# [INSTRUCTIONS TO FOLLOW]
Copy out every line of the material below with no changes at all.
----- SUPPLIED INFORMATION -----
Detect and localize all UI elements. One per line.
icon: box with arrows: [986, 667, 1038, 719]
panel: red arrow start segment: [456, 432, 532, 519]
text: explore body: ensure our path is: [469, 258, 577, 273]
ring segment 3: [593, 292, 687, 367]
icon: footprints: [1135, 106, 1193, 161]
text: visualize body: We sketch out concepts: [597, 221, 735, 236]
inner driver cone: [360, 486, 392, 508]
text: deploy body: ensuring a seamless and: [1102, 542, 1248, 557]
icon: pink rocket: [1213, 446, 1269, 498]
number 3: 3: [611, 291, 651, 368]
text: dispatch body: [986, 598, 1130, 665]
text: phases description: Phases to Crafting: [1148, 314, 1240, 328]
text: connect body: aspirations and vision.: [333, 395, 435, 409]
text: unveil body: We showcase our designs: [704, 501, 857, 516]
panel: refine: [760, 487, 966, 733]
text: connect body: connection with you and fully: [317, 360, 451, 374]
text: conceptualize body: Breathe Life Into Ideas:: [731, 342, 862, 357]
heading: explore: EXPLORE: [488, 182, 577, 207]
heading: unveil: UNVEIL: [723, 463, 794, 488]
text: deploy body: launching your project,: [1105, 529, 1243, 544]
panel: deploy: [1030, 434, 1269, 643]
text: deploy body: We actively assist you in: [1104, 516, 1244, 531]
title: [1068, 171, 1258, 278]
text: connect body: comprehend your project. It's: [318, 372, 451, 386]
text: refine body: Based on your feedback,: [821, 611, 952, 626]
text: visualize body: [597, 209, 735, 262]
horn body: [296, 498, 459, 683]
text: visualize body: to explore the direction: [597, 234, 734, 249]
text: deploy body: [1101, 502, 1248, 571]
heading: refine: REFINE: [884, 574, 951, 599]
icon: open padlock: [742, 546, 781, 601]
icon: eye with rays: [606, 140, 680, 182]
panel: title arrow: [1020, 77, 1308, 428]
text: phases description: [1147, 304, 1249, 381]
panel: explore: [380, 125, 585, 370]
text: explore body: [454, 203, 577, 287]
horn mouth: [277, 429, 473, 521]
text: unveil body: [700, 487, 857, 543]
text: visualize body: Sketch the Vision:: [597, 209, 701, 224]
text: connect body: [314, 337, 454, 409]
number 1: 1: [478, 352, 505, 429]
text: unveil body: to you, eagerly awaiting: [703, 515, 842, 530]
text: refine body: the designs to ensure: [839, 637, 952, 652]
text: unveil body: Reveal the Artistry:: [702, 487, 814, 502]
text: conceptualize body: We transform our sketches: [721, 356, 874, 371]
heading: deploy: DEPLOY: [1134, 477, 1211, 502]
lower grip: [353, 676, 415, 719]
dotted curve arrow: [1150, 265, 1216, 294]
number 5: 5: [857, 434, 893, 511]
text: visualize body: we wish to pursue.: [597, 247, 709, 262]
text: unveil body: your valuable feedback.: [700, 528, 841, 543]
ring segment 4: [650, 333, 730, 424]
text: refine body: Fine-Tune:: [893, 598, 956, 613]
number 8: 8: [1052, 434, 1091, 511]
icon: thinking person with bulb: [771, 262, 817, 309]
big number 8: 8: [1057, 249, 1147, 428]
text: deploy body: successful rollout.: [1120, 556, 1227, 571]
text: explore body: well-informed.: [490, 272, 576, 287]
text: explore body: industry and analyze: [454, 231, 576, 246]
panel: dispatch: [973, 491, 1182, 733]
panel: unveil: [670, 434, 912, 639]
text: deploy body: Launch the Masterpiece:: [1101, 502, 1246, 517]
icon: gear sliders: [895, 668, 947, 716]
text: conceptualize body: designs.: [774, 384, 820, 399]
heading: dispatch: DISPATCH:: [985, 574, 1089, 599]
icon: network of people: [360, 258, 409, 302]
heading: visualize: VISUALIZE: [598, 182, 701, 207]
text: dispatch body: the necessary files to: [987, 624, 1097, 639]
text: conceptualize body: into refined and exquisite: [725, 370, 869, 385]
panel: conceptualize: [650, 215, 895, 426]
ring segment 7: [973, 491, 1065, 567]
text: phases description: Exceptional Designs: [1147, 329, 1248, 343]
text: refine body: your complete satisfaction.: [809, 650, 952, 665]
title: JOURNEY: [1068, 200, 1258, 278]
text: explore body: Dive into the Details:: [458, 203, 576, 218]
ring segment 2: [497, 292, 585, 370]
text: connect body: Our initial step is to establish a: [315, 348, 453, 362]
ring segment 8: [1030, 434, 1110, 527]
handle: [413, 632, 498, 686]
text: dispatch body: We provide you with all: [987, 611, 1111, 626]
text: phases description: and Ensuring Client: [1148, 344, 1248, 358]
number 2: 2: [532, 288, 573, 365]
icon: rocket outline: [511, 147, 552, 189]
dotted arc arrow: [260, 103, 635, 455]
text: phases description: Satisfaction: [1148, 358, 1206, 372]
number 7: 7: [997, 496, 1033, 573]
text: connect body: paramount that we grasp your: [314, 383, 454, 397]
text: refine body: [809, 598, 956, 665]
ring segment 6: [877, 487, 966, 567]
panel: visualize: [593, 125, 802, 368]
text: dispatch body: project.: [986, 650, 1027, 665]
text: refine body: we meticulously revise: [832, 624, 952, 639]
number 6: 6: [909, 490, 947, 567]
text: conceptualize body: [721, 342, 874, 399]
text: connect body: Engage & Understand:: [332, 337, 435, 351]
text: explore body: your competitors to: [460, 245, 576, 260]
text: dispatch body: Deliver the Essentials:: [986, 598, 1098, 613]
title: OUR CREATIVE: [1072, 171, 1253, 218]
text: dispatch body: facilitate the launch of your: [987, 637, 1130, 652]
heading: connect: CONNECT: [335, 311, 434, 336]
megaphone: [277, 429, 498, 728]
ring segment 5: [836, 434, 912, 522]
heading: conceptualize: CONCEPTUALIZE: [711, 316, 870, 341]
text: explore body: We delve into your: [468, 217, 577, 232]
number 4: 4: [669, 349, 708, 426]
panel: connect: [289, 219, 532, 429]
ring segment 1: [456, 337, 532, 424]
-----
# [REPLY TO THE EXERCISE]
Detect and localize all UI elements. One per line.
icon: box with arrows: [986, 667, 1038, 719]
panel: red arrow start segment: [456, 432, 532, 519]
text: explore body: ensure our path is: [469, 258, 577, 273]
ring segment 3: [593, 292, 687, 367]
icon: footprints: [1135, 106, 1193, 161]
text: visualize body: We sketch out concepts: [597, 221, 735, 236]
inner driver cone: [360, 486, 392, 508]
text: deploy body: ensuring a seamless and: [1102, 542, 1248, 557]
icon: pink rocket: [1213, 446, 1269, 498]
number 3: 3: [611, 291, 651, 368]
text: dispatch body: [986, 598, 1130, 665]
text: phases description: Phases to Crafting: [1148, 314, 1240, 328]
text: connect body: aspirations and vision.: [333, 395, 435, 409]
text: unveil body: We showcase our designs: [704, 501, 857, 516]
panel: refine: [760, 487, 966, 733]
text: connect body: connection with you and fully: [317, 360, 451, 374]
text: conceptualize body: Breathe Life Into Ideas:: [731, 342, 862, 357]
heading: explore: EXPLORE: [488, 182, 577, 207]
heading: unveil: UNVEIL: [723, 463, 794, 488]
text: deploy body: launching your project,: [1105, 529, 1243, 544]
panel: deploy: [1030, 434, 1269, 643]
text: deploy body: We actively assist you in: [1104, 516, 1244, 531]
title: [1068, 171, 1258, 278]
text: connect body: comprehend your project. It's: [318, 372, 451, 386]
text: refine body: Based on your feedback,: [821, 611, 952, 626]
text: visualize body: [597, 209, 735, 262]
horn body: [296, 498, 459, 683]
text: visualize body: to explore the direction: [597, 234, 734, 249]
text: deploy body: [1101, 502, 1248, 571]
heading: refine: REFINE: [884, 574, 951, 599]
icon: open padlock: [742, 546, 781, 601]
icon: eye with rays: [606, 140, 680, 182]
panel: title arrow: [1020, 77, 1308, 428]
text: phases description: [1147, 304, 1249, 381]
panel: explore: [380, 125, 585, 370]
text: explore body: [454, 203, 577, 287]
horn mouth: [277, 429, 473, 521]
text: unveil body: [700, 487, 857, 543]
text: visualize body: Sketch the Vision:: [597, 209, 701, 224]
text: connect body: [314, 337, 454, 409]
number 1: 1: [478, 352, 505, 429]
text: unveil body: to you, eagerly awaiting: [703, 515, 842, 530]
text: refine body: the designs to ensure: [839, 637, 952, 652]
text: unveil body: Reveal the Artistry:: [702, 487, 814, 502]
text: conceptualize body: We transform our sketches: [721, 356, 874, 371]
heading: deploy: DEPLOY: [1134, 477, 1211, 502]
lower grip: [353, 676, 415, 719]
dotted curve arrow: [1150, 265, 1216, 294]
number 5: 5: [857, 434, 893, 511]
text: visualize body: we wish to pursue.: [597, 247, 709, 262]
text: unveil body: your valuable feedback.: [700, 528, 841, 543]
ring segment 4: [650, 333, 730, 424]
text: refine body: Fine-Tune:: [893, 598, 956, 613]
number 8: 8: [1052, 434, 1091, 511]
icon: thinking person with bulb: [771, 262, 817, 309]
big number 8: 8: [1057, 249, 1147, 428]
text: deploy body: successful rollout.: [1120, 556, 1227, 571]
text: explore body: well-informed.: [490, 272, 576, 287]
text: explore body: industry and analyze: [454, 231, 576, 246]
panel: dispatch: [973, 491, 1182, 733]
panel: unveil: [670, 434, 912, 639]
text: deploy body: Launch the Masterpiece:: [1101, 502, 1246, 517]
icon: gear sliders: [895, 668, 947, 716]
text: conceptualize body: designs.: [774, 384, 820, 399]
heading: dispatch: DISPATCH:: [985, 574, 1089, 599]
icon: network of people: [360, 258, 409, 302]
heading: visualize: VISUALIZE: [598, 182, 701, 207]
text: dispatch body: the necessary files to: [987, 624, 1097, 639]
text: conceptualize body: into refined and exquisite: [725, 370, 869, 385]
panel: conceptualize: [650, 215, 895, 426]
ring segment 7: [973, 491, 1065, 567]
text: phases description: Exceptional Designs: [1147, 329, 1248, 343]
text: refine body: your complete satisfaction.: [809, 650, 952, 665]
title: JOURNEY: [1068, 200, 1258, 278]
text: explore body: Dive into the Details:: [458, 203, 576, 218]
ring segment 2: [497, 292, 585, 370]
text: connect body: Our initial step is to establish a: [315, 348, 453, 362]
ring segment 8: [1030, 434, 1110, 527]
handle: [413, 632, 498, 686]
text: dispatch body: We provide you with all: [987, 611, 1111, 626]
text: phases description: and Ensuring Client: [1148, 344, 1248, 358]
number 2: 2: [532, 288, 573, 365]
icon: rocket outline: [511, 147, 552, 189]
dotted arc arrow: [260, 103, 635, 455]
text: phases description: Satisfaction: [1148, 358, 1206, 372]
number 7: 7: [997, 496, 1033, 573]
text: connect body: paramount that we grasp your: [314, 383, 454, 397]
text: refine body: [809, 598, 956, 665]
ring segment 6: [877, 487, 966, 567]
panel: visualize: [593, 125, 802, 368]
text: dispatch body: project.: [986, 650, 1027, 665]
text: refine body: we meticulously revise: [832, 624, 952, 639]
number 6: 6: [909, 490, 947, 567]
text: conceptualize body: [721, 342, 874, 399]
text: connect body: Engage & Understand:: [332, 337, 435, 351]
text: explore body: your competitors to: [460, 245, 576, 260]
text: dispatch body: Deliver the Essentials:: [986, 598, 1098, 613]
title: OUR CREATIVE: [1072, 171, 1253, 218]
text: dispatch body: facilitate the launch of your: [987, 637, 1130, 652]
heading: connect: CONNECT: [335, 311, 434, 336]
megaphone: [277, 429, 498, 728]
ring segment 5: [836, 434, 912, 522]
heading: conceptualize: CONCEPTUALIZE: [711, 316, 870, 341]
text: explore body: We delve into your: [468, 217, 577, 232]
number 4: 4: [669, 349, 708, 426]
panel: connect: [289, 219, 532, 429]
ring segment 1: [456, 337, 532, 424]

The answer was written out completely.